● **Your objective**
Records follow. Pull out every line that contains "Anträge".
#### Data shown
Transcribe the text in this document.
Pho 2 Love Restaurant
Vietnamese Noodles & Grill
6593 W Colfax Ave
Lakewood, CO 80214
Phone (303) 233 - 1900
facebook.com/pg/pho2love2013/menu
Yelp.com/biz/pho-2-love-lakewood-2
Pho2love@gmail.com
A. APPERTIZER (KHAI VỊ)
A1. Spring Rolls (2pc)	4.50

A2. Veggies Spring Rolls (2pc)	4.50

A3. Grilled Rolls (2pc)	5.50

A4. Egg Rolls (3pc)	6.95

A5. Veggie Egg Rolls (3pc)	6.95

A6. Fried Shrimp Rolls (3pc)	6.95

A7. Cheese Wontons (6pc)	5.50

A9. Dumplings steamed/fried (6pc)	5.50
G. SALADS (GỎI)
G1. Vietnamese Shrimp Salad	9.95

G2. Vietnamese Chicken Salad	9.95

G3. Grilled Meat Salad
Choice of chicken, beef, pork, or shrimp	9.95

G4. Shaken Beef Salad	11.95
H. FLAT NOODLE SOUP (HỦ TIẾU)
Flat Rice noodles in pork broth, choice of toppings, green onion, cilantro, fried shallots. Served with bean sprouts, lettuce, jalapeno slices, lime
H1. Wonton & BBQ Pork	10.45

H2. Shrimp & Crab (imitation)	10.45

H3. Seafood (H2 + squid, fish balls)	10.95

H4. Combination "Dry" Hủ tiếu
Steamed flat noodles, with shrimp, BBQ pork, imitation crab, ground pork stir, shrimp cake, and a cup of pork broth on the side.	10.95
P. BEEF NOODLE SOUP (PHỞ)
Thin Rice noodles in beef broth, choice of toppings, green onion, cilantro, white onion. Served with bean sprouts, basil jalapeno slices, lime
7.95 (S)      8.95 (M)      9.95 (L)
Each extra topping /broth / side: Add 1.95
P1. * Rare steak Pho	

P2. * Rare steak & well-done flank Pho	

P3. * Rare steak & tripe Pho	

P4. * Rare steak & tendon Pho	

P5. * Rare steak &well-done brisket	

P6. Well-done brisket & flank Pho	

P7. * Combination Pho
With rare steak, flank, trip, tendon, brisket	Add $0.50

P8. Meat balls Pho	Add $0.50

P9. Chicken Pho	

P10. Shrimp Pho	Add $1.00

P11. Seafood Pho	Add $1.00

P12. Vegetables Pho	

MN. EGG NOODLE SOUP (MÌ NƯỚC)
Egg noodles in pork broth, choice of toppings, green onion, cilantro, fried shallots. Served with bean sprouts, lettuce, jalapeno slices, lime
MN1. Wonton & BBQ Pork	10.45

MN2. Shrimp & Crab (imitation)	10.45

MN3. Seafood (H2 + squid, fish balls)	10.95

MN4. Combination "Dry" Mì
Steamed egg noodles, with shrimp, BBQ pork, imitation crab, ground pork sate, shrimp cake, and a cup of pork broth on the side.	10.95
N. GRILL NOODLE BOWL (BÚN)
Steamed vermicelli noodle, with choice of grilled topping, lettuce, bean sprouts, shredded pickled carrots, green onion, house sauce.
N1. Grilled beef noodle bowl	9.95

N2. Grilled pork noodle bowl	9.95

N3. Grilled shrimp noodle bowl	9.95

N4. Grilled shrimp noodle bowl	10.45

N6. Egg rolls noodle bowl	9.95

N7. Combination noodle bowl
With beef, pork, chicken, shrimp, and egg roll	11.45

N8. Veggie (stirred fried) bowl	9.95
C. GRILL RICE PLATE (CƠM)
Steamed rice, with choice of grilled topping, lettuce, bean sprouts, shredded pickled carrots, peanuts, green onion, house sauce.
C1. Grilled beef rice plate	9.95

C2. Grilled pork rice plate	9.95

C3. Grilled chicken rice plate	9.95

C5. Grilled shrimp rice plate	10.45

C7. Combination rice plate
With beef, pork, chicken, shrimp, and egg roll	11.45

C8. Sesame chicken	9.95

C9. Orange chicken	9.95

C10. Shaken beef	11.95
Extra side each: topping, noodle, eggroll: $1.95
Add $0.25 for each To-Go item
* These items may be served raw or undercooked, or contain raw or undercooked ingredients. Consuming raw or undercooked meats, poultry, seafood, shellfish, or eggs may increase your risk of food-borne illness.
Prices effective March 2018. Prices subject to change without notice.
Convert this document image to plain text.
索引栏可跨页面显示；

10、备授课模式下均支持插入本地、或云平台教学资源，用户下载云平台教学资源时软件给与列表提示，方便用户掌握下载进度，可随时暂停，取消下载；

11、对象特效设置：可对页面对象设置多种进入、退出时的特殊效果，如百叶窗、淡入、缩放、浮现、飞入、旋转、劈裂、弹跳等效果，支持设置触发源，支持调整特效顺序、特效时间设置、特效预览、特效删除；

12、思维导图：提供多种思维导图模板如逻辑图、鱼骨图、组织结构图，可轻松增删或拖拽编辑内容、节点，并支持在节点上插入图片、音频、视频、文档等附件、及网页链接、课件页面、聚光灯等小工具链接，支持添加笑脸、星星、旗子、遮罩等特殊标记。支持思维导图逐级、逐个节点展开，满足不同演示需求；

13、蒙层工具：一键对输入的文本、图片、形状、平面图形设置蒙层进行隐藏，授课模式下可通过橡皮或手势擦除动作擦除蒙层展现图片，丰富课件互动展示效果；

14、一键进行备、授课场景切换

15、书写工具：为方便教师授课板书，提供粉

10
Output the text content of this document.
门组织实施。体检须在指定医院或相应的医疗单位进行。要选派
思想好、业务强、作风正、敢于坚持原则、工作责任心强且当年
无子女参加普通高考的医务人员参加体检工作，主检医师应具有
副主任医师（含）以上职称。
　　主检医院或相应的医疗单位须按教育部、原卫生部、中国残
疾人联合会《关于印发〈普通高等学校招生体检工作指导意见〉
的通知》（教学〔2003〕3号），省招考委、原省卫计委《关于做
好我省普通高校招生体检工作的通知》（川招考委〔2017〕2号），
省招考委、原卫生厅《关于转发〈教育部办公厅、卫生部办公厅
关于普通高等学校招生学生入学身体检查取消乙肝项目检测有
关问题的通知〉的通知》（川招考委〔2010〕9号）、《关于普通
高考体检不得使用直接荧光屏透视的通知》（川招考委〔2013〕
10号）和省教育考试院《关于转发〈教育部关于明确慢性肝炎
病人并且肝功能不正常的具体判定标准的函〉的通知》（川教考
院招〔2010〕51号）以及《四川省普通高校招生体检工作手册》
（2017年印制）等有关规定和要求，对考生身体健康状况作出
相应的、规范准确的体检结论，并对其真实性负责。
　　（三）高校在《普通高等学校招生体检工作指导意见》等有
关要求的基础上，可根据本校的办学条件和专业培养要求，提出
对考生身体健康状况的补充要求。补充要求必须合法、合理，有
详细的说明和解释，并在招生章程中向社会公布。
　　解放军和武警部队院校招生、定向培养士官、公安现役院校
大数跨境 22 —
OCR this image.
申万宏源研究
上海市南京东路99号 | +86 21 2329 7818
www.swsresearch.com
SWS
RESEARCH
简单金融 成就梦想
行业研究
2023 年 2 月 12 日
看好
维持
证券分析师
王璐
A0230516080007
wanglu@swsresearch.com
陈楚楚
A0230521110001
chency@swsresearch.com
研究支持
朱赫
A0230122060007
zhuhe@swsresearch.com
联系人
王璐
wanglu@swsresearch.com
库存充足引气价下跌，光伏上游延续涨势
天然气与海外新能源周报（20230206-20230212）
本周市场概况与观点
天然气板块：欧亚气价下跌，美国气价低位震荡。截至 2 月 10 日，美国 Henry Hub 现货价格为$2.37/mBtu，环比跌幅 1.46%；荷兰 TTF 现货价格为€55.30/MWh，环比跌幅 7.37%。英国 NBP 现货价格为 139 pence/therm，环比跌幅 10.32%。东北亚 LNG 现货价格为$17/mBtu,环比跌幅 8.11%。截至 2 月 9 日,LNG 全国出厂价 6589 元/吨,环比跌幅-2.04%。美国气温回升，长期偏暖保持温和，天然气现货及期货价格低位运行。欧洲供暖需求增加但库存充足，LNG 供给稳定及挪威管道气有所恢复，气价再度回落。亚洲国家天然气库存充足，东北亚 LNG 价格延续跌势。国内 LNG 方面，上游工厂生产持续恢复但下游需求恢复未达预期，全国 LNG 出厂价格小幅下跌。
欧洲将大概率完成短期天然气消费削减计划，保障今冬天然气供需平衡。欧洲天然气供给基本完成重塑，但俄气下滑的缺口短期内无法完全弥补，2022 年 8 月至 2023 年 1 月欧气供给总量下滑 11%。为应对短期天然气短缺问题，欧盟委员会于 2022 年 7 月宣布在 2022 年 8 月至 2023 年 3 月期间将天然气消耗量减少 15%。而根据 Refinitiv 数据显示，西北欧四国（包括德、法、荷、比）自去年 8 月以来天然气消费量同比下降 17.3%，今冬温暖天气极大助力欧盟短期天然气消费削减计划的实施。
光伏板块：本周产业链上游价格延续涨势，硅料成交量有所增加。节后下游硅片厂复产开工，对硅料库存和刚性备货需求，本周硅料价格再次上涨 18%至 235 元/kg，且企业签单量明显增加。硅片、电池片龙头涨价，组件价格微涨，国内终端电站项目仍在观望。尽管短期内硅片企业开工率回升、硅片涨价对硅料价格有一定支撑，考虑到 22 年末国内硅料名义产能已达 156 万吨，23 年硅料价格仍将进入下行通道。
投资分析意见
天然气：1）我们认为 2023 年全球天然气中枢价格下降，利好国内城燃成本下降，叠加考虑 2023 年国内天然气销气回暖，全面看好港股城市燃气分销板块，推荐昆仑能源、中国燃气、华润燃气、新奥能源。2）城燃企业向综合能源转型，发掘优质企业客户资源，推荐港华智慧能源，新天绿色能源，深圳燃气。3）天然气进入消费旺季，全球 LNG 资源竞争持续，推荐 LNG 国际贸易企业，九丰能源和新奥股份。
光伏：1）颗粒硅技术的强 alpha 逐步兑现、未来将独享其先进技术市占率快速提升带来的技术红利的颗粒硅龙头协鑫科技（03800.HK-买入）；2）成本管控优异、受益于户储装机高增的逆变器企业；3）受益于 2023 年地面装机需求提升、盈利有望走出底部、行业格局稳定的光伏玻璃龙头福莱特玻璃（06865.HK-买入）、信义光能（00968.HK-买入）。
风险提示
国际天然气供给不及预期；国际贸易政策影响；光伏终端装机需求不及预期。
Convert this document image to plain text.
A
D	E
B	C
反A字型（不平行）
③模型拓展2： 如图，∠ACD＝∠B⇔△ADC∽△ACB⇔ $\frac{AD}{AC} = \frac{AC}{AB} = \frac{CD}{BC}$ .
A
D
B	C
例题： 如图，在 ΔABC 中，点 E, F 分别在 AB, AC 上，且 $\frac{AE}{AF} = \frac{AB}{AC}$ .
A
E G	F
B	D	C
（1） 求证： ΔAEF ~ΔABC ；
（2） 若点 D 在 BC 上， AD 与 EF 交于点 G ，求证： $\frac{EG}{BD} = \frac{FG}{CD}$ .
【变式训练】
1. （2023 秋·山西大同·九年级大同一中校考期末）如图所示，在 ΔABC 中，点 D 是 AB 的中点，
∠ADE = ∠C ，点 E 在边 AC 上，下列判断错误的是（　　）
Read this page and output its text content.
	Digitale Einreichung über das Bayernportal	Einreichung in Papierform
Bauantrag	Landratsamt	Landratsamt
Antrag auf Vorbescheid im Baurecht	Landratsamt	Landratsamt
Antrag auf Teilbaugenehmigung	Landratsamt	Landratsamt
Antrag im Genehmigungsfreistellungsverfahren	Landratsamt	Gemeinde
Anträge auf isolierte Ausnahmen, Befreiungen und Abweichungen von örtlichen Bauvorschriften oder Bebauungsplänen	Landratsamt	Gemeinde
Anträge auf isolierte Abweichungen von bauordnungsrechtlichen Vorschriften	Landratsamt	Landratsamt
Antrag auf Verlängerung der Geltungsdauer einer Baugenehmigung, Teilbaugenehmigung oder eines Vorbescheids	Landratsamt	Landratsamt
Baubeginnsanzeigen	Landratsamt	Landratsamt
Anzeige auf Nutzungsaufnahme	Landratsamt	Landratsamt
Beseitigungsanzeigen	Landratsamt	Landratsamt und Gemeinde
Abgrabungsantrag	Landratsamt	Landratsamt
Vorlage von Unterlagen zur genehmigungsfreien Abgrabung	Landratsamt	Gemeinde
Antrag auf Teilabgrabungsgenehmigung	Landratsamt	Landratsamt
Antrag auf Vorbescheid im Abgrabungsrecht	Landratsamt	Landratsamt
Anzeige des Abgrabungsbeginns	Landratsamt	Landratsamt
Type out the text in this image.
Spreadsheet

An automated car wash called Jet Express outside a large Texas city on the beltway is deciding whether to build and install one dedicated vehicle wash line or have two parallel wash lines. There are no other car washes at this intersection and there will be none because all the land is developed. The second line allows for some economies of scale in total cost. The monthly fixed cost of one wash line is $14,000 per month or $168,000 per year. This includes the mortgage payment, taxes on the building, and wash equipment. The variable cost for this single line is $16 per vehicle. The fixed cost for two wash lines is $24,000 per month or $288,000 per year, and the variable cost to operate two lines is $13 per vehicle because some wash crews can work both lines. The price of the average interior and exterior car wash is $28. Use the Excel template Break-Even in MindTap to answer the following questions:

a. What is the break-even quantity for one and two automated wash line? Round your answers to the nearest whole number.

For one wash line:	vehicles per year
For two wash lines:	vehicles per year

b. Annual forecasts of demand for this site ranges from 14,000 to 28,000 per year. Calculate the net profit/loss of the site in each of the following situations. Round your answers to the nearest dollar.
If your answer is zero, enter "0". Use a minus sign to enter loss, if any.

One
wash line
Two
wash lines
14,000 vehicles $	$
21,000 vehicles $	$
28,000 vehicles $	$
########
● **Worked answer**
Anträge auf isolierte Ausnahmen, Befreiungen und Abweichungen von örtlichen Bauvorschriften oder Bebauungsplänen	Landratsamt	Gemeinde
Anträge auf isolierte Abweichungen von bauordnungsrechtlichen Vorschriften	Landratsamt	Landratsamt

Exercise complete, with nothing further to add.